* Start Material provided *

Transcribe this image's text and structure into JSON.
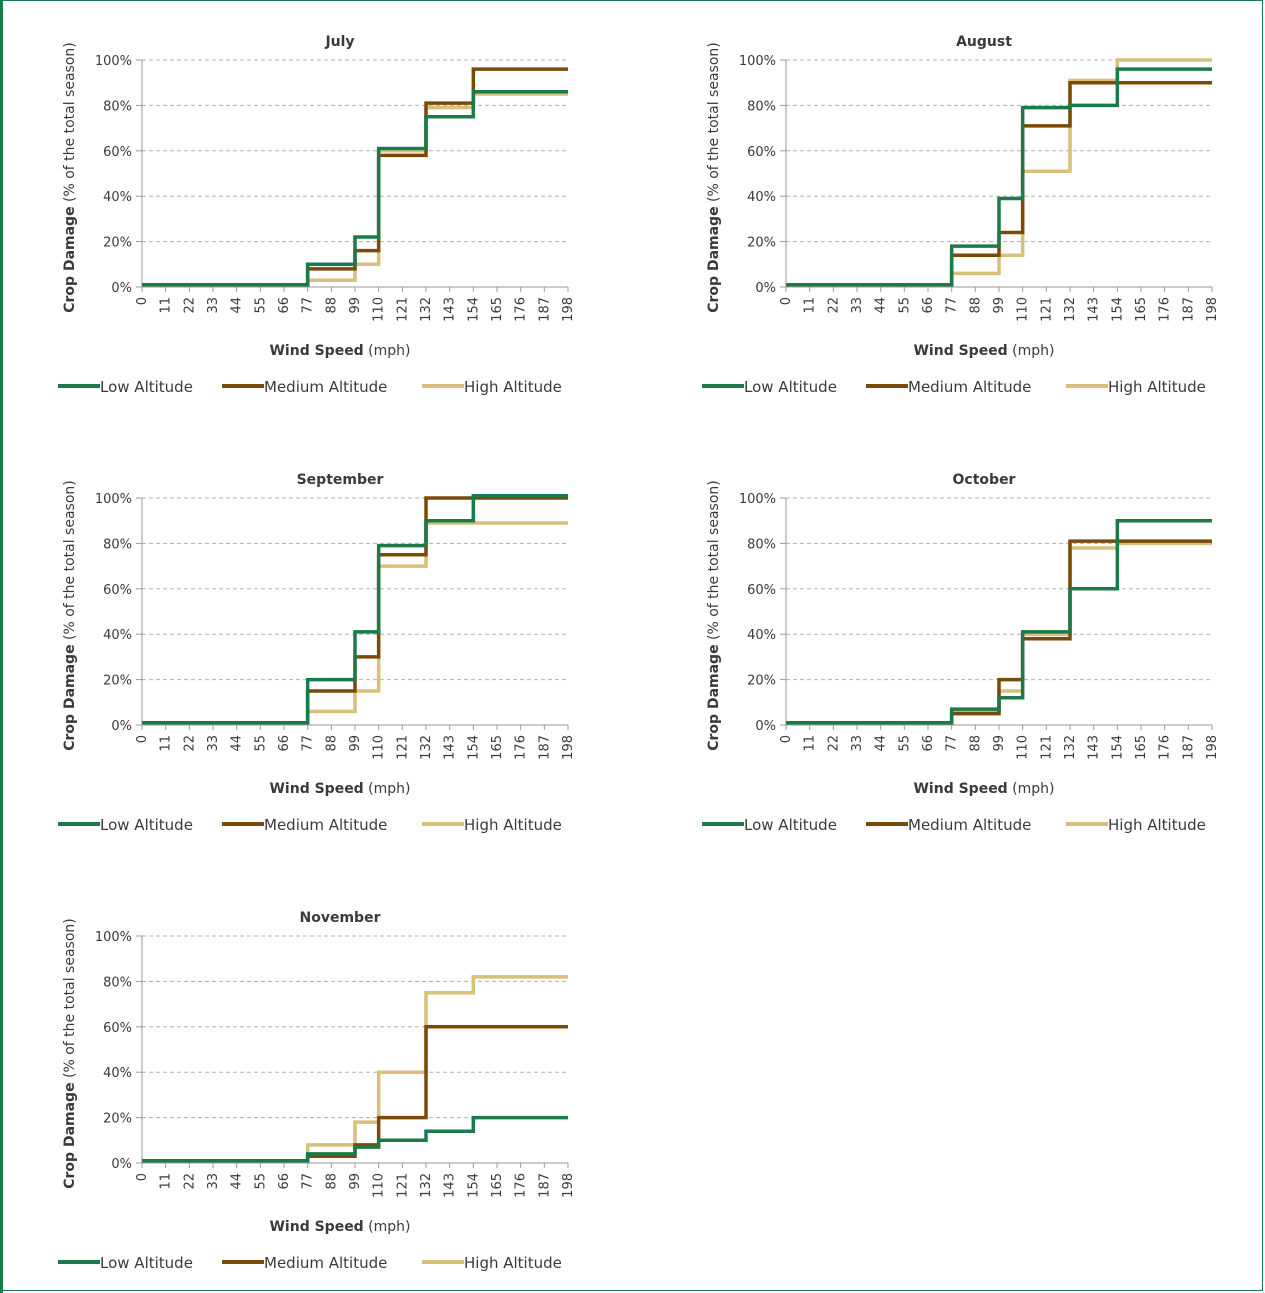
{
  "colors": {
    "frame": "#1a7a4a",
    "low": "#1a7a4a",
    "medium": "#7a4a0a",
    "high": "#d8c07a",
    "grid": "#b0b0b0",
    "axis": "#9a9a9a",
    "text": "#3a3a3a"
  },
  "common": {
    "ylabel_bold": "Crop Damage",
    "ylabel_rest": " (% of the total season)",
    "xlabel_bold": "Wind Speed",
    "xlabel_rest": " (mph)",
    "yticks": [
      "0%",
      "20%",
      "40%",
      "60%",
      "80%",
      "100%"
    ],
    "xticks": [
      "0",
      "11",
      "22",
      "33",
      "44",
      "55",
      "66",
      "77",
      "88",
      "99",
      "110",
      "121",
      "132",
      "143",
      "154",
      "165",
      "176",
      "187",
      "198"
    ],
    "legend": [
      "Low Altitude",
      "Medium Altitude",
      "High Altitude"
    ]
  },
  "chart_data": [
    {
      "type": "line",
      "step": true,
      "title": "July",
      "xlim": [
        0,
        198
      ],
      "ylim": [
        0,
        100
      ],
      "grid": true,
      "legend_position": "bottom",
      "x": [
        0,
        11,
        22,
        33,
        44,
        55,
        66,
        77,
        88,
        99,
        110,
        121,
        132,
        143,
        154,
        165,
        176,
        187,
        198
      ],
      "series": [
        {
          "name": "Low Altitude",
          "values": [
            1,
            1,
            1,
            1,
            1,
            1,
            1,
            10,
            10,
            22,
            61,
            61,
            75,
            75,
            86,
            86,
            86,
            86,
            86
          ]
        },
        {
          "name": "Medium Altitude",
          "values": [
            1,
            1,
            1,
            1,
            1,
            1,
            1,
            8,
            8,
            16,
            58,
            58,
            81,
            81,
            96,
            96,
            96,
            96,
            96
          ]
        },
        {
          "name": "High Altitude",
          "values": [
            1,
            1,
            1,
            1,
            1,
            1,
            1,
            3,
            3,
            10,
            60,
            60,
            79,
            79,
            85,
            85,
            85,
            85,
            85
          ]
        }
      ]
    },
    {
      "type": "line",
      "step": true,
      "title": "August",
      "xlim": [
        0,
        198
      ],
      "ylim": [
        0,
        100
      ],
      "grid": true,
      "legend_position": "bottom",
      "x": [
        0,
        11,
        22,
        33,
        44,
        55,
        66,
        77,
        88,
        99,
        110,
        121,
        132,
        143,
        154,
        165,
        176,
        187,
        198
      ],
      "series": [
        {
          "name": "Low Altitude",
          "values": [
            1,
            1,
            1,
            1,
            1,
            1,
            1,
            18,
            18,
            39,
            79,
            79,
            80,
            80,
            96,
            96,
            96,
            96,
            96
          ]
        },
        {
          "name": "Medium Altitude",
          "values": [
            1,
            1,
            1,
            1,
            1,
            1,
            1,
            14,
            14,
            24,
            71,
            71,
            90,
            90,
            90,
            90,
            90,
            90,
            90
          ]
        },
        {
          "name": "High Altitude",
          "values": [
            1,
            1,
            1,
            1,
            1,
            1,
            1,
            6,
            6,
            14,
            51,
            51,
            91,
            91,
            100,
            100,
            100,
            100,
            100
          ]
        }
      ]
    },
    {
      "type": "line",
      "step": true,
      "title": "September",
      "xlim": [
        0,
        198
      ],
      "ylim": [
        0,
        100
      ],
      "grid": true,
      "legend_position": "bottom",
      "x": [
        0,
        11,
        22,
        33,
        44,
        55,
        66,
        77,
        88,
        99,
        110,
        121,
        132,
        143,
        154,
        165,
        176,
        187,
        198
      ],
      "series": [
        {
          "name": "Low Altitude",
          "values": [
            1,
            1,
            1,
            1,
            1,
            1,
            1,
            20,
            20,
            41,
            79,
            79,
            90,
            90,
            101,
            101,
            101,
            101,
            101
          ]
        },
        {
          "name": "Medium Altitude",
          "values": [
            1,
            1,
            1,
            1,
            1,
            1,
            1,
            15,
            15,
            30,
            75,
            75,
            100,
            100,
            100,
            100,
            100,
            100,
            100
          ]
        },
        {
          "name": "High Altitude",
          "values": [
            1,
            1,
            1,
            1,
            1,
            1,
            1,
            6,
            6,
            15,
            70,
            70,
            89,
            89,
            89,
            89,
            89,
            89,
            89
          ]
        }
      ]
    },
    {
      "type": "line",
      "step": true,
      "title": "October",
      "xlim": [
        0,
        198
      ],
      "ylim": [
        0,
        100
      ],
      "grid": true,
      "legend_position": "bottom",
      "x": [
        0,
        11,
        22,
        33,
        44,
        55,
        66,
        77,
        88,
        99,
        110,
        121,
        132,
        143,
        154,
        165,
        176,
        187,
        198
      ],
      "series": [
        {
          "name": "Low Altitude",
          "values": [
            1,
            1,
            1,
            1,
            1,
            1,
            1,
            7,
            7,
            12,
            41,
            41,
            60,
            60,
            90,
            90,
            90,
            90,
            90
          ]
        },
        {
          "name": "Medium Altitude",
          "values": [
            1,
            1,
            1,
            1,
            1,
            1,
            1,
            5,
            5,
            20,
            38,
            38,
            81,
            81,
            81,
            81,
            81,
            81,
            81
          ]
        },
        {
          "name": "High Altitude",
          "values": [
            1,
            1,
            1,
            1,
            1,
            1,
            1,
            6,
            6,
            15,
            40,
            40,
            78,
            78,
            80,
            80,
            80,
            80,
            80
          ]
        }
      ]
    },
    {
      "type": "line",
      "step": true,
      "title": "November",
      "xlim": [
        0,
        198
      ],
      "ylim": [
        0,
        100
      ],
      "grid": true,
      "legend_position": "bottom",
      "x": [
        0,
        11,
        22,
        33,
        44,
        55,
        66,
        77,
        88,
        99,
        110,
        121,
        132,
        143,
        154,
        165,
        176,
        187,
        198
      ],
      "series": [
        {
          "name": "Low Altitude",
          "values": [
            1,
            1,
            1,
            1,
            1,
            1,
            1,
            4,
            4,
            7,
            10,
            10,
            14,
            14,
            20,
            20,
            20,
            20,
            20
          ]
        },
        {
          "name": "Medium Altitude",
          "values": [
            1,
            1,
            1,
            1,
            1,
            1,
            1,
            3,
            3,
            8,
            20,
            20,
            60,
            60,
            60,
            60,
            60,
            60,
            60
          ]
        },
        {
          "name": "High Altitude",
          "values": [
            1,
            1,
            1,
            1,
            1,
            1,
            1,
            8,
            8,
            18,
            40,
            40,
            75,
            75,
            82,
            82,
            82,
            82,
            82
          ]
        }
      ]
    }
  ]
}
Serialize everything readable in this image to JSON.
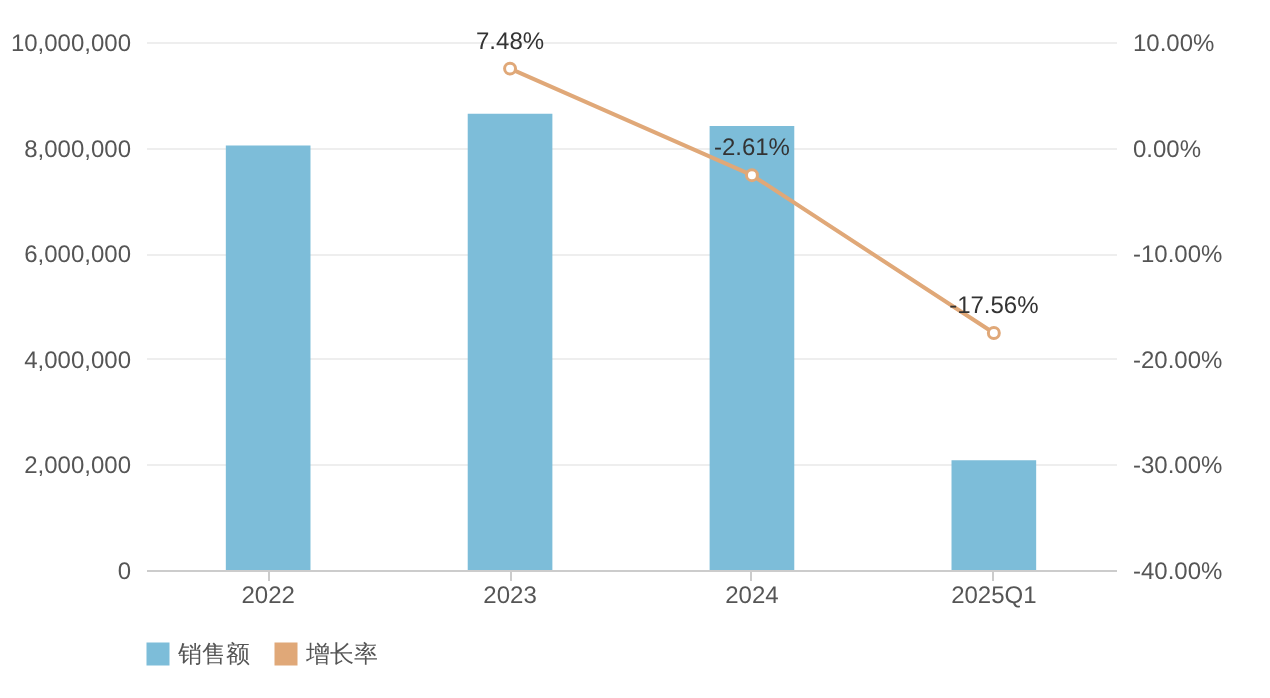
{
  "chart_data": {
    "type": "bar",
    "categories": [
      "2022",
      "2023",
      "2024",
      "2025Q1"
    ],
    "series": [
      {
        "name": "销售额",
        "color": "#7dbdd9",
        "values": [
          8040000,
          8640000,
          8410000,
          2080000
        ]
      },
      {
        "name": "增长率",
        "type": "line",
        "axis": "y2",
        "color": "#e0a878",
        "values": [
          null,
          7.48,
          -2.61,
          -17.56
        ],
        "value_labels": [
          null,
          "7.48%",
          "-2.61%",
          "-17.56%"
        ]
      }
    ],
    "ylim": [
      0,
      10000000
    ],
    "yticks": [
      {
        "value": 0,
        "label": "0"
      },
      {
        "value": 2000000,
        "label": "2,000,000"
      },
      {
        "value": 4000000,
        "label": "4,000,000"
      },
      {
        "value": 6000000,
        "label": "6,000,000"
      },
      {
        "value": 8000000,
        "label": "8,000,000"
      },
      {
        "value": 10000000,
        "label": "10,000,000"
      }
    ],
    "y2lim": [
      -40,
      10
    ],
    "y2ticks": [
      {
        "value": -40,
        "label": "-40.00%"
      },
      {
        "value": -30,
        "label": "-30.00%"
      },
      {
        "value": -20,
        "label": "-20.00%"
      },
      {
        "value": -10,
        "label": "-10.00%"
      },
      {
        "value": 0,
        "label": "0.00%"
      },
      {
        "value": 10,
        "label": "10.00%"
      }
    ],
    "grid": "y",
    "legend": "bottom",
    "marker": "circle",
    "line_style": "solid"
  }
}
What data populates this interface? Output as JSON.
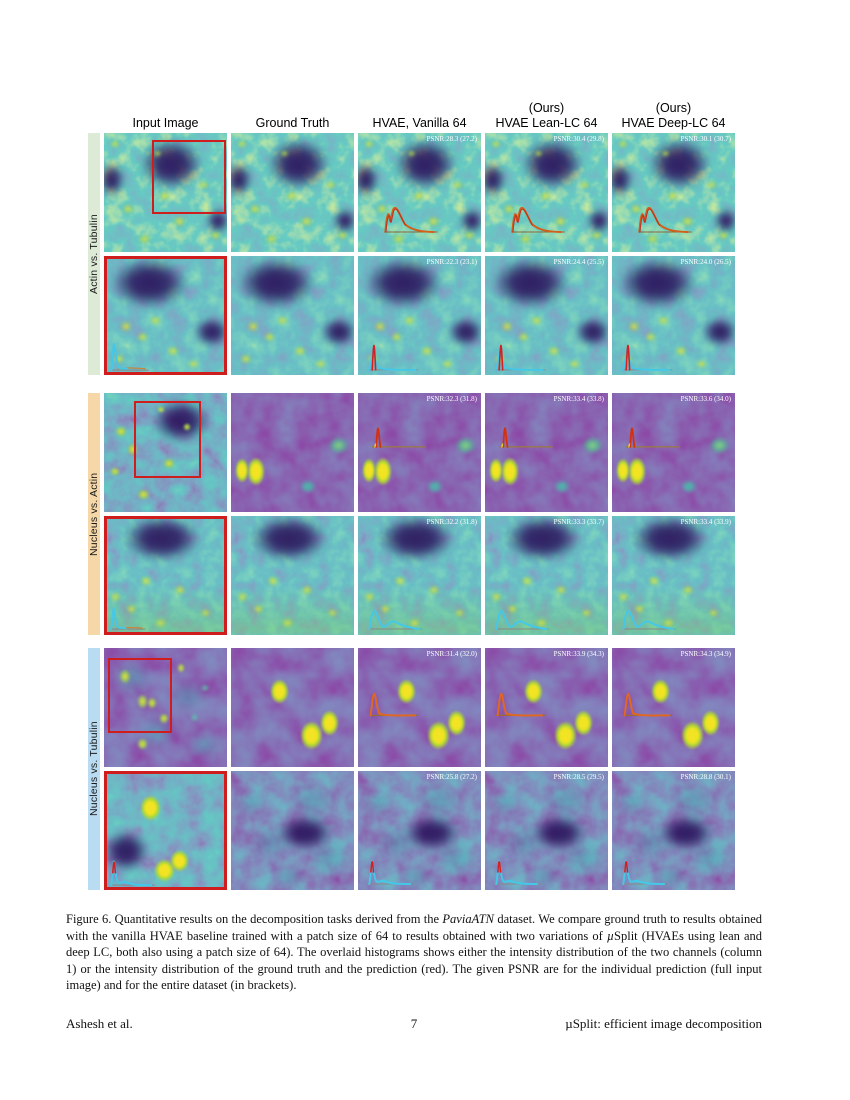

* End Material provided *

→ Aim of the exercise: Tell how many lines contain the word "title", using only the number.

→ Finished task: 5